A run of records

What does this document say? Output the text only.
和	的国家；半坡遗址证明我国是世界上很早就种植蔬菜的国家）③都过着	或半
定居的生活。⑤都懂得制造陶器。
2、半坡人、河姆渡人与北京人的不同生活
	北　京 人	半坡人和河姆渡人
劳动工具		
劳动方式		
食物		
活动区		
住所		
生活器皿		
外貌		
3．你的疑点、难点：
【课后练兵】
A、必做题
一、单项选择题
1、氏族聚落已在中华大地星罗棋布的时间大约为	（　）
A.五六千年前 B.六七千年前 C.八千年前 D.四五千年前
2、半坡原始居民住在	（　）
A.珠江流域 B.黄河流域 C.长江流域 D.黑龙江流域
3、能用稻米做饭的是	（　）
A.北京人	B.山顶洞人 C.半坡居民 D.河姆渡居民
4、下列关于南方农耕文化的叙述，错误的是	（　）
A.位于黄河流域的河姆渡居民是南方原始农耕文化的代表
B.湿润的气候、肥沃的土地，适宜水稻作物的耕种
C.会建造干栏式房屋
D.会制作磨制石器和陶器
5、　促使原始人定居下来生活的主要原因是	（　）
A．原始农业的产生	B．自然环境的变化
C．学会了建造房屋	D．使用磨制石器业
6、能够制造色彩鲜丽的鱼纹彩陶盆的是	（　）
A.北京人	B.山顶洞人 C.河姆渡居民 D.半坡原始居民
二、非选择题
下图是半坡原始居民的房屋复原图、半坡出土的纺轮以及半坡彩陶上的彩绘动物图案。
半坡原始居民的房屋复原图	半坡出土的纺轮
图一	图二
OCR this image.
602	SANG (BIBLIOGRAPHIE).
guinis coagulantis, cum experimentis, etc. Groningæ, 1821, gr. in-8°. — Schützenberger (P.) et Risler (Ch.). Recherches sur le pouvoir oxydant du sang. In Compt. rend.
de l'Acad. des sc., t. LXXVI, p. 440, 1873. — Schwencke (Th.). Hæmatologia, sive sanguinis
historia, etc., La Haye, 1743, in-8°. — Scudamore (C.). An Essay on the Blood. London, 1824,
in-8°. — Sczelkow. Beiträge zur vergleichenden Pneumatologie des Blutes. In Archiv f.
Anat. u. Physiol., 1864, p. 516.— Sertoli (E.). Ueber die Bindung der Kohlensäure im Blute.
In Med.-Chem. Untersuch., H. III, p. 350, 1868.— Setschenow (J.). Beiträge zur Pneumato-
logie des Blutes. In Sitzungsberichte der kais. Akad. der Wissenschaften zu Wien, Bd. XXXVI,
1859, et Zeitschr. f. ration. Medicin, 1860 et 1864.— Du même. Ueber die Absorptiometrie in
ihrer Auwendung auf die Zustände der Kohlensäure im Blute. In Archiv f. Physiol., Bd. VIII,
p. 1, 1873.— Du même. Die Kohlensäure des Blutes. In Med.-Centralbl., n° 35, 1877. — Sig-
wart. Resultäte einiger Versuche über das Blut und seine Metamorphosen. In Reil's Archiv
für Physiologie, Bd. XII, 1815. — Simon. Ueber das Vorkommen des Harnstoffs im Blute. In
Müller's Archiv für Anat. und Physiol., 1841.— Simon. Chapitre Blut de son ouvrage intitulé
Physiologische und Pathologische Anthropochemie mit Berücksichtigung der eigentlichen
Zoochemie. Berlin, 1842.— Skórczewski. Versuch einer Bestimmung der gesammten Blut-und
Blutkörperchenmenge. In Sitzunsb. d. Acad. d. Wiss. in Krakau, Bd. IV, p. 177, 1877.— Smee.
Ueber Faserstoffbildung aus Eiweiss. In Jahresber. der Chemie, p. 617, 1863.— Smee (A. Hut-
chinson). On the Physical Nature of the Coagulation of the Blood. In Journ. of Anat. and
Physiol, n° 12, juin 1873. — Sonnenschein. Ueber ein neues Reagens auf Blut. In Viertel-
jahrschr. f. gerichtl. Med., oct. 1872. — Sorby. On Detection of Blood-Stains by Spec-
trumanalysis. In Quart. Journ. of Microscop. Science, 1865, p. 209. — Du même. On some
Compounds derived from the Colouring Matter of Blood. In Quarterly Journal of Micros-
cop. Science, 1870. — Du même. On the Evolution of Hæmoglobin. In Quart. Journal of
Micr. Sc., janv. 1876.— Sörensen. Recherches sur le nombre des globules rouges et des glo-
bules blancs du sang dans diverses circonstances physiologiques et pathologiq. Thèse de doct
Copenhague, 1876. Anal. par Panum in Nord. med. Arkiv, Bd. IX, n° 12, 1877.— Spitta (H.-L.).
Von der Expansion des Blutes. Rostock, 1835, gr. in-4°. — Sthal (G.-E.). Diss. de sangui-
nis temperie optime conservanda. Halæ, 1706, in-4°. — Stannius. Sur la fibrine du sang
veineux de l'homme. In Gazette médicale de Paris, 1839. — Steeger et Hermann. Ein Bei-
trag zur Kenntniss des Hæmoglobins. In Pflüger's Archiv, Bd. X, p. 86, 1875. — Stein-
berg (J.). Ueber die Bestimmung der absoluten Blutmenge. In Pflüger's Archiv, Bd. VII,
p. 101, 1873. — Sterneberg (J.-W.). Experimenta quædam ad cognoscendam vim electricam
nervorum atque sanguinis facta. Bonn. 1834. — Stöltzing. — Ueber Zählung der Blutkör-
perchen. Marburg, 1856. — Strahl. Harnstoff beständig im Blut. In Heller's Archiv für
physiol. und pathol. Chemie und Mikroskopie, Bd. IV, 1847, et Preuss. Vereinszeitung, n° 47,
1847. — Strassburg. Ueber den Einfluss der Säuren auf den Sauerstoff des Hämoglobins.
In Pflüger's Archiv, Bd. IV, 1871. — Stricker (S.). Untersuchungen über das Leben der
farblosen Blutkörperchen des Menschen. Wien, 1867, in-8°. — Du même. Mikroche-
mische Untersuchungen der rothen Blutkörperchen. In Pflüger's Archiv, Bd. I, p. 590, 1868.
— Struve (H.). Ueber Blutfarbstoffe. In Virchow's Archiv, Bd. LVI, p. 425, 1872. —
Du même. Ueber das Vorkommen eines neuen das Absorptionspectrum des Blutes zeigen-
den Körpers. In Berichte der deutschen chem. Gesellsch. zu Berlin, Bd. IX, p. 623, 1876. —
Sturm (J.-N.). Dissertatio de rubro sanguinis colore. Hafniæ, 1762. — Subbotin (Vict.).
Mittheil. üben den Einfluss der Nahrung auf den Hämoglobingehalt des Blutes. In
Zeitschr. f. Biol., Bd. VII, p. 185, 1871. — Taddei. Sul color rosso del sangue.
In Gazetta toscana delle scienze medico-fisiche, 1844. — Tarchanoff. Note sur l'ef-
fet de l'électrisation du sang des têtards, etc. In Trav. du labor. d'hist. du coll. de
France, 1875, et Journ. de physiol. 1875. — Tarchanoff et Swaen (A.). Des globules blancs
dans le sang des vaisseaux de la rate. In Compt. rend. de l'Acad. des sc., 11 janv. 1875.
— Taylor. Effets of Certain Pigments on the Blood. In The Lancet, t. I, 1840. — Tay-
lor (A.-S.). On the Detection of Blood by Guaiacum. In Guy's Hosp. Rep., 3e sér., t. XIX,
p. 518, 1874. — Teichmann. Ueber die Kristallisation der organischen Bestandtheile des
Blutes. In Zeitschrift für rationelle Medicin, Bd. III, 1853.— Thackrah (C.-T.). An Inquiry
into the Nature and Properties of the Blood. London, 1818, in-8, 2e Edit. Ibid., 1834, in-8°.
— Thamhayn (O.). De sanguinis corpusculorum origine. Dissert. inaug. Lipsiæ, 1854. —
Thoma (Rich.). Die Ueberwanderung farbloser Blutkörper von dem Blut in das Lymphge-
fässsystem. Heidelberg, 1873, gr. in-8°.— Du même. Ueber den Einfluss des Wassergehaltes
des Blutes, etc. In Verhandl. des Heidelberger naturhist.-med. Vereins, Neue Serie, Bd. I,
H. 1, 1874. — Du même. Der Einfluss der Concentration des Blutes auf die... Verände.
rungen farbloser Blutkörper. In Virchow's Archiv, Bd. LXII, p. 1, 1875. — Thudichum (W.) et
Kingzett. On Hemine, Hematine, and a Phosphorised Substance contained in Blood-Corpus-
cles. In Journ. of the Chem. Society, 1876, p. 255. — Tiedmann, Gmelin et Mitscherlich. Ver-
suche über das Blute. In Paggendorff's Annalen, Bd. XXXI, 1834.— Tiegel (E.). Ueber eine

• **Exercise task**: Lines containing "Science" are to be counted. State the total and add nothing.

• **Full answer**: 2